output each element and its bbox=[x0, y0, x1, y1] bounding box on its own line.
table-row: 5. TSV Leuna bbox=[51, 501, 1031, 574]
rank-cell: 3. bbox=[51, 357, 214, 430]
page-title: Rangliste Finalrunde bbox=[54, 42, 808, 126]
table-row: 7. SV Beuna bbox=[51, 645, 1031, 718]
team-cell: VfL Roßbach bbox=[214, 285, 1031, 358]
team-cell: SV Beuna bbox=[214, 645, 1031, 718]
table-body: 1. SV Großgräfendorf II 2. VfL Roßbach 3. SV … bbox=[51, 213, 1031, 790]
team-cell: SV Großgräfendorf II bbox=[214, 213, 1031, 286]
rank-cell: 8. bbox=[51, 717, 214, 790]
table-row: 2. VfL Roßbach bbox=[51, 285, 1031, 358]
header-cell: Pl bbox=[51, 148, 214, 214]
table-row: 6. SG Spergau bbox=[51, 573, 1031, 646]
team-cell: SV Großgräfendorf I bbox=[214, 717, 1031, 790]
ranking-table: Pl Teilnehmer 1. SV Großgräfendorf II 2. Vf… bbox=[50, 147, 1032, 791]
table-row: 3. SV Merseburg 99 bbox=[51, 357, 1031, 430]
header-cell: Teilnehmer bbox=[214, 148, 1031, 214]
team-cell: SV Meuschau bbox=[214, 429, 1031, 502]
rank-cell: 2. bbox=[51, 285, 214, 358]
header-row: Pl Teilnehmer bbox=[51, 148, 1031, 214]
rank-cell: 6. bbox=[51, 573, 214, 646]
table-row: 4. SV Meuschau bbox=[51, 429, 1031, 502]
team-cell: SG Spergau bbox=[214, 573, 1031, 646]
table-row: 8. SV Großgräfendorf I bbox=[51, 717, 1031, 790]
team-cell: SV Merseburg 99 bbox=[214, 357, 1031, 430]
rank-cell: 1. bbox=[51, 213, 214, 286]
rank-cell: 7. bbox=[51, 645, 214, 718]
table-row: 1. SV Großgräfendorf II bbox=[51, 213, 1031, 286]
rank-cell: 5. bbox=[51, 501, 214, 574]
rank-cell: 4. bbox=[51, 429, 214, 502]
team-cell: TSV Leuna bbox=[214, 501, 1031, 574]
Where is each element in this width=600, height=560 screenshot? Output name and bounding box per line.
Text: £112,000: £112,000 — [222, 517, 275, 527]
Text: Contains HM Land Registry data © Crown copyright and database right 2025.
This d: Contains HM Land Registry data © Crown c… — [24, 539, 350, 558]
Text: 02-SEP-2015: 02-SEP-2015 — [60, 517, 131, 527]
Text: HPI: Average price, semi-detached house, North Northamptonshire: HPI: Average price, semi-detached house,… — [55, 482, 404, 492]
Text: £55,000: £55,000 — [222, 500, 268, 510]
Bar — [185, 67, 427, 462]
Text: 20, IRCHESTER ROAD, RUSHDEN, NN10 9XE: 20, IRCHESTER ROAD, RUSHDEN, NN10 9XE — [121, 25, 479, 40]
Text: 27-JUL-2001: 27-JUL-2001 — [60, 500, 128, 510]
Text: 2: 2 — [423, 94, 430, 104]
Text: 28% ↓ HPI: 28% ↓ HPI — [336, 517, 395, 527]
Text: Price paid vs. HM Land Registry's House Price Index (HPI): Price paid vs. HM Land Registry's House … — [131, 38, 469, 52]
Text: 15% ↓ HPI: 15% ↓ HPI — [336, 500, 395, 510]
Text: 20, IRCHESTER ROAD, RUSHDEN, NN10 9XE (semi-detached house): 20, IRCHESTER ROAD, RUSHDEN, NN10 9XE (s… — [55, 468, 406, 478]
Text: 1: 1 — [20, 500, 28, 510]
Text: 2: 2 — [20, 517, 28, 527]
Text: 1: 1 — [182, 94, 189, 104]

__________________________________________________

• _WHAT IS NEEDED_
Render the stretch of material from its start through the line containing "table-row: 7. SV" as a Markdown table with the columns Row and Material line, leaving out any blank lines.

• _THE REPLY_
| Row | Material line |
|---|---|
| 1 | output each element and its bbox=[x0, y0, x1, y1] bounding box on its own line. |
| 2 | table-row: 5. TSV Leuna bbox=[51, 501, 1031, 574] |
| 3 | rank-cell: 3. bbox=[51, 357, 214, 430] |
| 4 | page-title: Rangliste Finalrunde bbox=[54, 42, 808, 126] |
| 5 | table-row: 7. SV Beuna bbox=[51, 645, 1031, 718] |